__Given instruction__
In your copy, include every line of the listing below exactly but none of the pictures.

----------

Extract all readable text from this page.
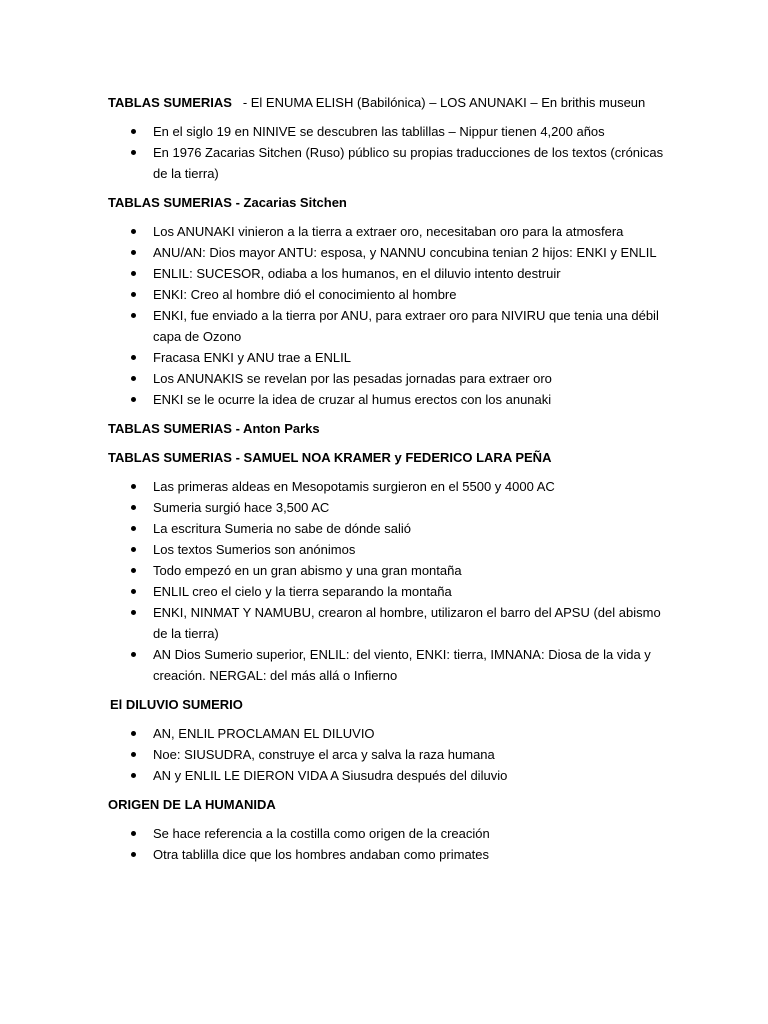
TABLAS SUMERIAS   - El ENUMA ELISH (Babilónica) – LOS ANUNAKI – En brithis museun
En el siglo 19 en NINIVE se descubren las tablillas – Nippur tienen 4,200 años
En 1976 Zacarias Sitchen (Ruso) público su propias traducciones de los textos (crónicas de la tierra)
TABLAS SUMERIAS - Zacarias Sitchen
Los ANUNAKI vinieron a la tierra a extraer oro, necesitaban oro para la atmosfera
ANU/AN: Dios mayor ANTU: esposa, y NANNU concubina tenian 2 hijos: ENKI y ENLIL
ENLIL: SUCESOR, odiaba a los humanos, en el diluvio intento destruir
ENKI: Creo al hombre dió el conocimiento al hombre
ENKI, fue enviado a la tierra por ANU, para extraer oro para NIVIRU que tenia una débil capa de Ozono
Fracasa ENKI y ANU trae a ENLIL
Los ANUNAKIS se revelan por las pesadas jornadas para extraer oro
ENKI se le ocurre la idea de cruzar al humus erectos con los anunaki
TABLAS SUMERIAS - Anton Parks
TABLAS SUMERIAS - SAMUEL NOA KRAMER y FEDERICO LARA PEÑA
Las primeras aldeas en Mesopotamis surgieron en el 5500 y 4000 AC
Sumeria surgió hace 3,500 AC
La escritura Sumeria no sabe de dónde salió
Los textos Sumerios son anónimos
Todo empezó en un gran abismo y una gran montaña
ENLIL creo el cielo y la tierra separando la montaña
ENKI, NINMAT Y NAMUBU, crearon al hombre, utilizaron el barro del APSU (del abismo de la tierra)
AN Dios Sumerio superior, ENLIL: del viento, ENKI: tierra, IMNANA: Diosa de la vida y creación. NERGAL: del más allá o Infierno
El DILUVIO SUMERIO
AN, ENLIL PROCLAMAN EL DILUVIO
Noe: SIUSUDRA, construye el arca y salva la raza humana
AN y ENLIL LE DIERON VIDA A Siusudra después del diluvio
ORIGEN DE LA HUMANIDA
Se hace referencia a la costilla como origen de la creación
Otra tablilla dice que los hombres andaban como primates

----------

__Complete output__
Extract all readable text from this page.
TABLAS SUMERIAS   - El ENUMA ELISH (Babilónica) – LOS ANUNAKI – En brithis museun
En el siglo 19 en NINIVE se descubren las tablillas – Nippur tienen 4,200 años
En 1976 Zacarias Sitchen (Ruso) público su propias traducciones de los textos (crónicas de la tierra)
TABLAS SUMERIAS - Zacarias Sitchen
Los ANUNAKI vinieron a la tierra a extraer oro, necesitaban oro para la atmosfera
ANU/AN: Dios mayor ANTU: esposa, y NANNU concubina tenian 2 hijos: ENKI y ENLIL
ENLIL: SUCESOR, odiaba a los humanos, en el diluvio intento destruir
ENKI: Creo al hombre dió el conocimiento al hombre
ENKI, fue enviado a la tierra por ANU, para extraer oro para NIVIRU que tenia una débil capa de Ozono
Fracasa ENKI y ANU trae a ENLIL
Los ANUNAKIS se revelan por las pesadas jornadas para extraer oro
ENKI se le ocurre la idea de cruzar al humus erectos con los anunaki
TABLAS SUMERIAS - Anton Parks
TABLAS SUMERIAS - SAMUEL NOA KRAMER y FEDERICO LARA PEÑA
Las primeras aldeas en Mesopotamis surgieron en el 5500 y 4000 AC
Sumeria surgió hace 3,500 AC
La escritura Sumeria no sabe de dónde salió
Los textos Sumerios son anónimos
Todo empezó en un gran abismo y una gran montaña
ENLIL creo el cielo y la tierra separando la montaña
ENKI, NINMAT Y NAMUBU, crearon al hombre, utilizaron el barro del APSU (del abismo de la tierra)
AN Dios Sumerio superior, ENLIL: del viento, ENKI: tierra, IMNANA: Diosa de la vida y creación. NERGAL: del más allá o Infierno
El DILUVIO SUMERIO
AN, ENLIL PROCLAMAN EL DILUVIO
Noe: SIUSUDRA, construye el arca y salva la raza humana
AN y ENLIL LE DIERON VIDA A Siusudra después del diluvio
ORIGEN DE LA HUMANIDA
Se hace referencia a la costilla como origen de la creación
Otra tablilla dice que los hombres andaban como primates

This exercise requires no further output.